▶ Your goal: Determine which lines contain the word "span", then copy those lines.

▶ Entries shown:
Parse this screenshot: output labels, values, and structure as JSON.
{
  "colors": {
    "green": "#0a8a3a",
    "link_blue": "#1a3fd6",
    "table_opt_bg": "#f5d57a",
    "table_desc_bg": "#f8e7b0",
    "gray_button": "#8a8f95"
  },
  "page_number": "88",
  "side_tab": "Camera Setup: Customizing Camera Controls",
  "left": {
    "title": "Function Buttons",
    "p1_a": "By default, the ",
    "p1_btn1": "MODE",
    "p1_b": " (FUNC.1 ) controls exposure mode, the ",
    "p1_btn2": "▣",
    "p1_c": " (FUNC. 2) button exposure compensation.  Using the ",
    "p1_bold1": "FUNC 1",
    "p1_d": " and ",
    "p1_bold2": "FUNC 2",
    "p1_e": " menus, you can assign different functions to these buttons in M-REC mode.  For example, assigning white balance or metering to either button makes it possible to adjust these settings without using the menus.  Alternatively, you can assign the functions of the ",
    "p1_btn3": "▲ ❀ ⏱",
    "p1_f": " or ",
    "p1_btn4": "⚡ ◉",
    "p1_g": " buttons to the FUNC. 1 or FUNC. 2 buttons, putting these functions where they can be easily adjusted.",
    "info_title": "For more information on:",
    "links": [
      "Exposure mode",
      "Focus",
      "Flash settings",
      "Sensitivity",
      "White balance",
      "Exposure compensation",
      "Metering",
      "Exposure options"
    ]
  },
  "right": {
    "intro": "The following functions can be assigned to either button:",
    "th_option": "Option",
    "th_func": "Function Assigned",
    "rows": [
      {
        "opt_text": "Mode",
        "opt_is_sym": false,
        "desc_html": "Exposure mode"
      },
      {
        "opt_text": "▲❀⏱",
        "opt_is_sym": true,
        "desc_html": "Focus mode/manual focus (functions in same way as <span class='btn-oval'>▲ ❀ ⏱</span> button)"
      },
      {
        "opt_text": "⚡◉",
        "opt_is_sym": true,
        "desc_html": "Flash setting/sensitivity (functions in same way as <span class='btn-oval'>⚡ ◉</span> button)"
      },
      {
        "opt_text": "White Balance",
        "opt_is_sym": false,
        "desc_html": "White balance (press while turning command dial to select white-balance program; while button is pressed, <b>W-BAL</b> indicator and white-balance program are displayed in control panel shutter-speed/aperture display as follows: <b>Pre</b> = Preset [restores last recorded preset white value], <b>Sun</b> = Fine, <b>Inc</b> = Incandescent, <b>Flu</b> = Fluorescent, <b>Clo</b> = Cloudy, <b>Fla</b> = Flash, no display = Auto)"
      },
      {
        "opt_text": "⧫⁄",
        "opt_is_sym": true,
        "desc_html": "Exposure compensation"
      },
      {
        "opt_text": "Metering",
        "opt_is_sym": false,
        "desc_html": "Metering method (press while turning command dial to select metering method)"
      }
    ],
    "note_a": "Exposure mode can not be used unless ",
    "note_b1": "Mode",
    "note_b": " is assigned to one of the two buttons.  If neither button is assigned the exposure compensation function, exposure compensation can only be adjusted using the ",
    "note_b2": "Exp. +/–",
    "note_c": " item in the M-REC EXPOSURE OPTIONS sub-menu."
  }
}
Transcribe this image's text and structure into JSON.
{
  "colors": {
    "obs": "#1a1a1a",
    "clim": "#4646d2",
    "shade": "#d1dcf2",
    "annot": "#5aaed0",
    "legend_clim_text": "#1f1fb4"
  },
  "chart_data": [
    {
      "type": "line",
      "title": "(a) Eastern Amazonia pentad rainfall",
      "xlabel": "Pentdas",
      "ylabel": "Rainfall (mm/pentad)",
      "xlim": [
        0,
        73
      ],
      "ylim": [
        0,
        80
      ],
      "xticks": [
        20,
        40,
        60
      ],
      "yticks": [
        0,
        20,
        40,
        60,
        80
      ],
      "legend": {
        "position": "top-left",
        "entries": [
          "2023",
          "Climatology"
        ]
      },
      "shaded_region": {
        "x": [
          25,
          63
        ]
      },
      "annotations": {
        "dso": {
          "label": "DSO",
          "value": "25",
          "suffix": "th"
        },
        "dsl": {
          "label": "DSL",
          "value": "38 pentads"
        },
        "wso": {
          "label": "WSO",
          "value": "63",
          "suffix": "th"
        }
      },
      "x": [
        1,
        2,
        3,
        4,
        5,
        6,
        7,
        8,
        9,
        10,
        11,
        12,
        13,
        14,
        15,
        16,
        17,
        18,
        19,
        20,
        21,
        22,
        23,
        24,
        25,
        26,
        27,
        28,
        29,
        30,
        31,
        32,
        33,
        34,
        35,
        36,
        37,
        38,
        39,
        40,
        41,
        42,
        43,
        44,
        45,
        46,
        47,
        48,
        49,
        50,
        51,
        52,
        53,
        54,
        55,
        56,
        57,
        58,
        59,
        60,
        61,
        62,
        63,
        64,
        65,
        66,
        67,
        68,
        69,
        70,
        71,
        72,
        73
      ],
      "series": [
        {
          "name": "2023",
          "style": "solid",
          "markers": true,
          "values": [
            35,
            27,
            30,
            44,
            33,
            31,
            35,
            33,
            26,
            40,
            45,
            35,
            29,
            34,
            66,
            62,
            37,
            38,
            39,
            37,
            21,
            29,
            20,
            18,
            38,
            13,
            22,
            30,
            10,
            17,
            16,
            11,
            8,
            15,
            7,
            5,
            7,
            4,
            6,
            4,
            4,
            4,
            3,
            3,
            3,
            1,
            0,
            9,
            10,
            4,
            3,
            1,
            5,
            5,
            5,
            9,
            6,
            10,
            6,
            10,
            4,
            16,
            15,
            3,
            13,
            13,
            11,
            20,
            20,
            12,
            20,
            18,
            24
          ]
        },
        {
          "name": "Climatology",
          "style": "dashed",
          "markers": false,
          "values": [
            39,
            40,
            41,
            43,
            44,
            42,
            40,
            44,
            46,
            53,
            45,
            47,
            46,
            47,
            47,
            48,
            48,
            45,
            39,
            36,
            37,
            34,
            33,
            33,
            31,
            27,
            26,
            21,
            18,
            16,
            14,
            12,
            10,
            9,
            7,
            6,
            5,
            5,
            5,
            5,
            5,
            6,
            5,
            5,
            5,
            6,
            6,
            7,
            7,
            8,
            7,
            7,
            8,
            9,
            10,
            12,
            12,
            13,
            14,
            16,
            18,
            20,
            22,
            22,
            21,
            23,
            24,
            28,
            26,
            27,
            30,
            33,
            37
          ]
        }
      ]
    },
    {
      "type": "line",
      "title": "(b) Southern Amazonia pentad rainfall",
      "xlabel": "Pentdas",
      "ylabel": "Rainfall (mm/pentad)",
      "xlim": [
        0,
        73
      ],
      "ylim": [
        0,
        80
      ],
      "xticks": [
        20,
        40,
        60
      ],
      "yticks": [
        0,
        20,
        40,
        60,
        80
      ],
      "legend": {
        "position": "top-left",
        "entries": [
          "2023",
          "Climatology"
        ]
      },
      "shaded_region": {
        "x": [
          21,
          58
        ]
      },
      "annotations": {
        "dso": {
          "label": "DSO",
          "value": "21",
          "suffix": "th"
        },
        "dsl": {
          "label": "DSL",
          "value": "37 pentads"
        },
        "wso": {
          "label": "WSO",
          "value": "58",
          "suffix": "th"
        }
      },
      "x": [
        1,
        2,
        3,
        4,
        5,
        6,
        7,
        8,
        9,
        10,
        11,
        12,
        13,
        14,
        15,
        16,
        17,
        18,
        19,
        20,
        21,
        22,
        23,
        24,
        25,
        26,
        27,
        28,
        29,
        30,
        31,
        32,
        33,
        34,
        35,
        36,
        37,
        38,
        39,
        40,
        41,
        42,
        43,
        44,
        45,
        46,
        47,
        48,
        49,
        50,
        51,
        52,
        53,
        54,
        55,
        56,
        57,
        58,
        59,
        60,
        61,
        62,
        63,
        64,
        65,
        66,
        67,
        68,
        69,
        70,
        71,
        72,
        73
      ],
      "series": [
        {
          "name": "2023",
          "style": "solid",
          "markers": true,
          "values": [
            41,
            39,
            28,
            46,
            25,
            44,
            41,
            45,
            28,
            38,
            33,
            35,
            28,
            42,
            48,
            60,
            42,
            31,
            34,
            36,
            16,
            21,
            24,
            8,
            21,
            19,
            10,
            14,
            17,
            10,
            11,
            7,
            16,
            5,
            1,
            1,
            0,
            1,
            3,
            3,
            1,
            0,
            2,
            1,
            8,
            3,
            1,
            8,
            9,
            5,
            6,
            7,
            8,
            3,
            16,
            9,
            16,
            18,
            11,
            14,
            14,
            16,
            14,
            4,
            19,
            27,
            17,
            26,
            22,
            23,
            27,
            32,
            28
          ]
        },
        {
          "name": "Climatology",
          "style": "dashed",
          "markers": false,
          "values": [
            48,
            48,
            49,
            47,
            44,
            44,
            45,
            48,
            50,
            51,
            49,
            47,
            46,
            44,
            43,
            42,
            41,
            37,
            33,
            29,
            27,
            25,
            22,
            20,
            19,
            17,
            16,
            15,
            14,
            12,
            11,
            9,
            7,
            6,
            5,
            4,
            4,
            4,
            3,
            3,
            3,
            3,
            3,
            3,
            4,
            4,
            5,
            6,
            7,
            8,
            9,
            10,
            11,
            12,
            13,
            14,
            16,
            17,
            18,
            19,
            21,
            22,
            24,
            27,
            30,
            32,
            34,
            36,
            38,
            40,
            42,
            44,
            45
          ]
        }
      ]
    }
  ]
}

▶ Task solution:
        "desc_html": "Focus mode/manual focus (functions in same way as <span class='btn-oval'>▲ ❀ ⏱</span> button)"
        "desc_html": "Flash setting/sensitivity (functions in same way as <span class='btn-oval'>⚡ ◉</span> button)"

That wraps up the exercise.